◆ Task prompt
Sift the listing for lines that hold the string "this" and pull them out.

◆ Records shown
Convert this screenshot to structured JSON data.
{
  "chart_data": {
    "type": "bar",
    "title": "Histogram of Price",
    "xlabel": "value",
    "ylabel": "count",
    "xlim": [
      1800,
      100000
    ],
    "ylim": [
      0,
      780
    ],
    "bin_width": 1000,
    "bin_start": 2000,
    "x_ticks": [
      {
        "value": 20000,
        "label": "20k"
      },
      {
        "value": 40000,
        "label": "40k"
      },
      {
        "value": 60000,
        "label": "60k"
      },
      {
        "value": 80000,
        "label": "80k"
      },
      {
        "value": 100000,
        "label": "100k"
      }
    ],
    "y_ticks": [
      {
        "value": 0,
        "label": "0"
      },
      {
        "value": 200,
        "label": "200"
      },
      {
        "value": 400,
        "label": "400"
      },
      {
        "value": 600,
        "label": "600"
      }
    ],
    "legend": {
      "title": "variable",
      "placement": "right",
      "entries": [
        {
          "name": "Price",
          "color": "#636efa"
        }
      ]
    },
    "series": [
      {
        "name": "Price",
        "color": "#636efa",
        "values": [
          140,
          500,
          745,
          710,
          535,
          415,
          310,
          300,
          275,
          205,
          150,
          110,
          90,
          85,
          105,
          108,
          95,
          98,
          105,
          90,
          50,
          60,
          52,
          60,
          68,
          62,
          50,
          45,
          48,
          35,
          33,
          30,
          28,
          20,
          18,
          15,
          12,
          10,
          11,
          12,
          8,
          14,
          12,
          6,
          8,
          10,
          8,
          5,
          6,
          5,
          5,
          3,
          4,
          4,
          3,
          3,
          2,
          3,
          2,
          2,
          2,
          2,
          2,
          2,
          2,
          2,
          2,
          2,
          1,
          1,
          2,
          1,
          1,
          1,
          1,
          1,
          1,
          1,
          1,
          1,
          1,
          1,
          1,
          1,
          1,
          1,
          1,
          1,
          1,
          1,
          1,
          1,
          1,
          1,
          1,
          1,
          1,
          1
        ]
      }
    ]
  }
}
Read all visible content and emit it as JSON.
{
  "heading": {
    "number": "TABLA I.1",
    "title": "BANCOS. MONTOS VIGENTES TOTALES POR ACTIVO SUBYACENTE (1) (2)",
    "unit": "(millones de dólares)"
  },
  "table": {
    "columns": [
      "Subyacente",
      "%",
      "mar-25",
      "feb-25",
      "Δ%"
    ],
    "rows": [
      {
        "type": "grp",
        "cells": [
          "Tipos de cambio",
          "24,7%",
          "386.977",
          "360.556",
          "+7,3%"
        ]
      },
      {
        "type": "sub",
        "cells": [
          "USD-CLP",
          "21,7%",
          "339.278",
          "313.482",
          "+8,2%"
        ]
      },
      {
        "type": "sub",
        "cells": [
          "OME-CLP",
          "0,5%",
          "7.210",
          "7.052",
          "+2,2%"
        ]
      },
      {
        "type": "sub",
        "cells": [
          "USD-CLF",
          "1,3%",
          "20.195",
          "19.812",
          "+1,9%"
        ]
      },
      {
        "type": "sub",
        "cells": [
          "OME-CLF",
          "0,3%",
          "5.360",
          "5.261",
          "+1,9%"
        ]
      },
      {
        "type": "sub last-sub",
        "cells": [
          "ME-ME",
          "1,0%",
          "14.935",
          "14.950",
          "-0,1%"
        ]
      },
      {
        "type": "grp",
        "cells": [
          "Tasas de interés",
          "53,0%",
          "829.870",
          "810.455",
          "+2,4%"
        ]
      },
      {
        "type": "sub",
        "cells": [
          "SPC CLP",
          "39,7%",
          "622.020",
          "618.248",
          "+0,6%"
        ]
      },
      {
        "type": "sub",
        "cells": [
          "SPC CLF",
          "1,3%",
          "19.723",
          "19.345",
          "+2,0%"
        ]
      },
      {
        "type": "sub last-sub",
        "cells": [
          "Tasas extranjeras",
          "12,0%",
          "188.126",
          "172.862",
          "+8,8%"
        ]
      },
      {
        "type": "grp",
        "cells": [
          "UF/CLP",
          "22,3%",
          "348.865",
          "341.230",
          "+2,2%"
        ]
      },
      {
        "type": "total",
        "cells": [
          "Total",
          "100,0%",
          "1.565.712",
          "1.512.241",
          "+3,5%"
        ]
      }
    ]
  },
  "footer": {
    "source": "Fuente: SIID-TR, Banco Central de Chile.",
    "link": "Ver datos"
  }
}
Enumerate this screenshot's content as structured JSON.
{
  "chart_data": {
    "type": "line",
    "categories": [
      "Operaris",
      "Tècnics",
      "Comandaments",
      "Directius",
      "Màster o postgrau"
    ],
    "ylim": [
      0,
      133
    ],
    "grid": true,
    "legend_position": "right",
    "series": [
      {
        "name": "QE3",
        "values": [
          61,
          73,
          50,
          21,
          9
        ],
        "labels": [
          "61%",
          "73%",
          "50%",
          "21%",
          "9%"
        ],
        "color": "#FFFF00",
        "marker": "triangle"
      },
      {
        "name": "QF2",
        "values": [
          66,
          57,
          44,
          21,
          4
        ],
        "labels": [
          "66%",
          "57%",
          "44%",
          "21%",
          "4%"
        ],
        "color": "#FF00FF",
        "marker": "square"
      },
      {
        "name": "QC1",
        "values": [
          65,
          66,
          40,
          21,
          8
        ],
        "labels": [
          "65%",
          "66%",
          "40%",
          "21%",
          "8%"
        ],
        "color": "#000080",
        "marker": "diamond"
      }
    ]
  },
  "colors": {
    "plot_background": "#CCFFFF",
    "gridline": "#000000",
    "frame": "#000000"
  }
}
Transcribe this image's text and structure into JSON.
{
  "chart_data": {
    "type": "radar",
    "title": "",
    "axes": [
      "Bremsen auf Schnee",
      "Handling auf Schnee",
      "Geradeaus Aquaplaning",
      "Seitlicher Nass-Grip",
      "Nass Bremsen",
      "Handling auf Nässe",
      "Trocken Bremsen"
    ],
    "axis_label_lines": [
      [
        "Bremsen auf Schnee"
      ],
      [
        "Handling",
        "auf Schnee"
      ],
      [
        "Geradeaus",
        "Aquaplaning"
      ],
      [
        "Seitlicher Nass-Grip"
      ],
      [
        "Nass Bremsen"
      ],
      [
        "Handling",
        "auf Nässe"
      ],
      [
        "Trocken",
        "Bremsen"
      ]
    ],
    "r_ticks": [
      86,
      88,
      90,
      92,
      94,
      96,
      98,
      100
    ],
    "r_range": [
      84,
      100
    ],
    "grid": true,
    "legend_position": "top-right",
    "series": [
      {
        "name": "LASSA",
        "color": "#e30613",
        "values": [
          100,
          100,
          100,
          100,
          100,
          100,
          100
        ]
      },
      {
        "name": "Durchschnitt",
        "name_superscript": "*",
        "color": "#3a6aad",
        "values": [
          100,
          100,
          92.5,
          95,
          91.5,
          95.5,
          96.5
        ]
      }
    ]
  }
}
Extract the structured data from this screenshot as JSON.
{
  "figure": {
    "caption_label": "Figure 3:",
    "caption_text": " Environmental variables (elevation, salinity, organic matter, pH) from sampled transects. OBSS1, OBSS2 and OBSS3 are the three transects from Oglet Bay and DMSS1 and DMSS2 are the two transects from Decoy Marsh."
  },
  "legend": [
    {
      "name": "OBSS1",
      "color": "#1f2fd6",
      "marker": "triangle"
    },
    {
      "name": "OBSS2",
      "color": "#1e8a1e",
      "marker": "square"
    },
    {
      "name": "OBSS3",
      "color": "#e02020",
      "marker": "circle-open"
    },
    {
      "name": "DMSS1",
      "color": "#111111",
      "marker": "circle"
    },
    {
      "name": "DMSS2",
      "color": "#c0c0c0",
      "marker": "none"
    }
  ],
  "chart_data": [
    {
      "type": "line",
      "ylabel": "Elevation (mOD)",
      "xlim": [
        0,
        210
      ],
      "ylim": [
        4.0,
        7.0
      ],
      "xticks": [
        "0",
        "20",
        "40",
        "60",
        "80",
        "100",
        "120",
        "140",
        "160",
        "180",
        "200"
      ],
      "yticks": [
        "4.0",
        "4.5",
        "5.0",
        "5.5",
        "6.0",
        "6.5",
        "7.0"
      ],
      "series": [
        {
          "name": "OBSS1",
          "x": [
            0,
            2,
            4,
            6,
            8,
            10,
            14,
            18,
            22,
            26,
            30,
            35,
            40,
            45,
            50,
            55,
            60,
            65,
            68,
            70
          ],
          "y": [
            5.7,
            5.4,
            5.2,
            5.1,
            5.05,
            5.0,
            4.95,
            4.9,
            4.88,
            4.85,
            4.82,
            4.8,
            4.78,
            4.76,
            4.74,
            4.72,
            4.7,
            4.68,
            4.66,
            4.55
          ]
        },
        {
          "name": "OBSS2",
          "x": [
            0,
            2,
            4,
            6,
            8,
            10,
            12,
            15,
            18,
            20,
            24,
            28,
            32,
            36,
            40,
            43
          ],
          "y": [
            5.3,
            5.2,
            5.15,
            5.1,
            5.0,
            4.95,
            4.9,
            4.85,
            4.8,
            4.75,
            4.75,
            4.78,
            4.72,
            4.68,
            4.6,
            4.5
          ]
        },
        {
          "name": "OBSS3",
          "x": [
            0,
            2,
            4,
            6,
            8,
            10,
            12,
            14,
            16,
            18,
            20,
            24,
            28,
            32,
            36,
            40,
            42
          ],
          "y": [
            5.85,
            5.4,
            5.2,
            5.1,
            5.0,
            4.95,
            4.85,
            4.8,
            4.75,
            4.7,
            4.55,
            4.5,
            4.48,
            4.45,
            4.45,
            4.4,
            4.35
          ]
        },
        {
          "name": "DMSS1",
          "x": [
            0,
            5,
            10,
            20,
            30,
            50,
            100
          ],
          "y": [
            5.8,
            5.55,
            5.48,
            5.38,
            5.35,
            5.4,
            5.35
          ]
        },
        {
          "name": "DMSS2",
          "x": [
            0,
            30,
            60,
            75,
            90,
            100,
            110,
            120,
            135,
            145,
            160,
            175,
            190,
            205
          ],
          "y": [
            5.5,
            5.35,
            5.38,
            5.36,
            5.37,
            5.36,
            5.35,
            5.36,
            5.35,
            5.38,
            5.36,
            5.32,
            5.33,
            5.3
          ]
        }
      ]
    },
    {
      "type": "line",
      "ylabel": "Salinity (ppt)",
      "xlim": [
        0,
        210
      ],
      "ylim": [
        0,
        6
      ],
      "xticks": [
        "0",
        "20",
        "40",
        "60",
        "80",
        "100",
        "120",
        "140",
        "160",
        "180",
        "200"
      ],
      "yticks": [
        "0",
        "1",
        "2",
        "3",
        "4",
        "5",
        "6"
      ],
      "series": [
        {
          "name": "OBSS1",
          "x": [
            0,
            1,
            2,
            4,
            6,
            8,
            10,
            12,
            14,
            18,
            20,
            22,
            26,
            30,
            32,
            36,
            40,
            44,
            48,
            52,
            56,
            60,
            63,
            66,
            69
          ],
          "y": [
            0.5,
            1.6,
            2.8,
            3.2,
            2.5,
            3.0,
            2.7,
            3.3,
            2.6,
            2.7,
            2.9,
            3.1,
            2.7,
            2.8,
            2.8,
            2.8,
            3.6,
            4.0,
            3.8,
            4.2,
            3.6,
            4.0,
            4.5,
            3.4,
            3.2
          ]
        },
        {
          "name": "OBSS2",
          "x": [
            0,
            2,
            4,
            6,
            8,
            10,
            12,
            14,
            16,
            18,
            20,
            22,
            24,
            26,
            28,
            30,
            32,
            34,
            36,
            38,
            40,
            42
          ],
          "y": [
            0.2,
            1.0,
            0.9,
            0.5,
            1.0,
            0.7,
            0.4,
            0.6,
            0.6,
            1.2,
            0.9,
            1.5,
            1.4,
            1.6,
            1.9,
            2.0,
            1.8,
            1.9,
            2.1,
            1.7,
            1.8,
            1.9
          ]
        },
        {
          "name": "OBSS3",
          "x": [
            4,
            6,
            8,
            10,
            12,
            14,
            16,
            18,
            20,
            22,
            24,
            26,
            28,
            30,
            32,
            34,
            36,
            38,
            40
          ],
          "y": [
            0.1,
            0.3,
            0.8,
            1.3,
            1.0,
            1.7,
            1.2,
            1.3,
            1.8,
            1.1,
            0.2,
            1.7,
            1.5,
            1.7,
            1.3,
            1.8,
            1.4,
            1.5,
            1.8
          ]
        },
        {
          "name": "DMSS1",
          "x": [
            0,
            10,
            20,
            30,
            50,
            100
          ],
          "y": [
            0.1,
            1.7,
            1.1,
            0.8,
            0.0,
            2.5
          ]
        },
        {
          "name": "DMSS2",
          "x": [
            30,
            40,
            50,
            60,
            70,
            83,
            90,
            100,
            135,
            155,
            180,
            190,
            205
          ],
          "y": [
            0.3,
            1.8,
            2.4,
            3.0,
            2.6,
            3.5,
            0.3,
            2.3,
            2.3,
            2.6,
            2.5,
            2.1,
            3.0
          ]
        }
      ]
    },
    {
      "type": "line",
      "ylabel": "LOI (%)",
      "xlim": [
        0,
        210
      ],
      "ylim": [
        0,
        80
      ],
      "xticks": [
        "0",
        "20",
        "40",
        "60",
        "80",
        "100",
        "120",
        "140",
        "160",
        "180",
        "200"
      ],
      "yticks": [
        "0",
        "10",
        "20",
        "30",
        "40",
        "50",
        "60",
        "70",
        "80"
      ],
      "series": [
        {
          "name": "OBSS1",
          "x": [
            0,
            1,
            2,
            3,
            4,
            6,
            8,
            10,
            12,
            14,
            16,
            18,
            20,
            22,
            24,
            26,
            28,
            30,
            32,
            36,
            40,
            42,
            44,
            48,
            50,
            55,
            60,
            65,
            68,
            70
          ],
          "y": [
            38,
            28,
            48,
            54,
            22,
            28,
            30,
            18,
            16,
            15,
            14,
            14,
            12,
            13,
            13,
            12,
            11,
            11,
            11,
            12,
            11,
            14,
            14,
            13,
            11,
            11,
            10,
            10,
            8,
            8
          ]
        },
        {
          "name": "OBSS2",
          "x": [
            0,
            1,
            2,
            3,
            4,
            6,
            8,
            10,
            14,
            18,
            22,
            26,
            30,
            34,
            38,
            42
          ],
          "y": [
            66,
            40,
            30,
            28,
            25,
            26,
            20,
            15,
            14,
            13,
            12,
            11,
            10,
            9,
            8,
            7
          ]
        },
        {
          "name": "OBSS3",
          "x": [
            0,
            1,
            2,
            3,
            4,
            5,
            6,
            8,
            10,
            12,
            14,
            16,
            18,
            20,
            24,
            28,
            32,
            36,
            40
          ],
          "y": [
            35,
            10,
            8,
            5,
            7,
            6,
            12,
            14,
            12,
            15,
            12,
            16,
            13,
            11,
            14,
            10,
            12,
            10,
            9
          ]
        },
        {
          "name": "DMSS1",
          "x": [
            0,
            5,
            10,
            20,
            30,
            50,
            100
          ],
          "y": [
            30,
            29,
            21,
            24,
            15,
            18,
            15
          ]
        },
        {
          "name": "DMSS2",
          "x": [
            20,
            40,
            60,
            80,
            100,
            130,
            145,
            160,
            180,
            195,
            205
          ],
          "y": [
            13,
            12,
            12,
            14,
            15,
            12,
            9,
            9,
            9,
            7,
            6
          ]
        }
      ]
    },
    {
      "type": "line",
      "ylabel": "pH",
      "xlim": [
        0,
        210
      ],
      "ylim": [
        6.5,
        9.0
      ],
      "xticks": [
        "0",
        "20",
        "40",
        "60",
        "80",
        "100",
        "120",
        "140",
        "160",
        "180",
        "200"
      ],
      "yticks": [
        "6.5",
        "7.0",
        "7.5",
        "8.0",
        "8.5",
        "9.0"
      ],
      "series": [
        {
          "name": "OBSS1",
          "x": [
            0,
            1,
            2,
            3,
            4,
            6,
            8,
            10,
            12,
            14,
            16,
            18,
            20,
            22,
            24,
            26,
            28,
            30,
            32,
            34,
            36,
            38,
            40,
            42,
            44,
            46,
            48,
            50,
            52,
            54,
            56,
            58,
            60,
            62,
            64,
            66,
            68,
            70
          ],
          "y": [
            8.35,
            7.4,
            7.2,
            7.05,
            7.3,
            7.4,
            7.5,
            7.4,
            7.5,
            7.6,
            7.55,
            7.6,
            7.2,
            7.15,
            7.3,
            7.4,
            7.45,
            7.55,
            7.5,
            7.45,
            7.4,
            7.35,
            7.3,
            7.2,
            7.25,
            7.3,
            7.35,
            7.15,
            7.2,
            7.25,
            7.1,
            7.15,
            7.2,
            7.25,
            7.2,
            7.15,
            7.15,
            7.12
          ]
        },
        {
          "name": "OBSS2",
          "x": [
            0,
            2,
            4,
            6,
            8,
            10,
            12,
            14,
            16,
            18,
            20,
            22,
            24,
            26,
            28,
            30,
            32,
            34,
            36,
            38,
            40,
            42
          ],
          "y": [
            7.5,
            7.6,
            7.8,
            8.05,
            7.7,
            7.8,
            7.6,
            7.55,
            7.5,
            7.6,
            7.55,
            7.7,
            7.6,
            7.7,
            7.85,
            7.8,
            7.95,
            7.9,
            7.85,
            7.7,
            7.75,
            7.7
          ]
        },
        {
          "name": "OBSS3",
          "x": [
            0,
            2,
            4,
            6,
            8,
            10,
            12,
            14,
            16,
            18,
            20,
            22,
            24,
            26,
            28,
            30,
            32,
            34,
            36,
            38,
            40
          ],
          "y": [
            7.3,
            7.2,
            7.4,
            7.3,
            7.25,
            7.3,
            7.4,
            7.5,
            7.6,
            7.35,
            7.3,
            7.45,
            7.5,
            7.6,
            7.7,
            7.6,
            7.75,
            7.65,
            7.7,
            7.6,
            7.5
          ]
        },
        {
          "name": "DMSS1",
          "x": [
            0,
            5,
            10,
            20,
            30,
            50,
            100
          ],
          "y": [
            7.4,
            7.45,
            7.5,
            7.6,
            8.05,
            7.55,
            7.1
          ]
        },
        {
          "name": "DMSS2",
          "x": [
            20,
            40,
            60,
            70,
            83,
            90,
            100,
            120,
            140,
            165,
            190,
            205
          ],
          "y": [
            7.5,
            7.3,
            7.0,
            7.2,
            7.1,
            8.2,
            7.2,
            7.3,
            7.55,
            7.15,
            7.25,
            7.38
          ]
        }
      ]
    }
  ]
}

◆ Written answer
Convert this screenshot to structured JSON data.
Enumerate this screenshot's content as structured JSON.
Transcribe this image's text and structure into JSON.
Extract the structured data from this screenshot as JSON.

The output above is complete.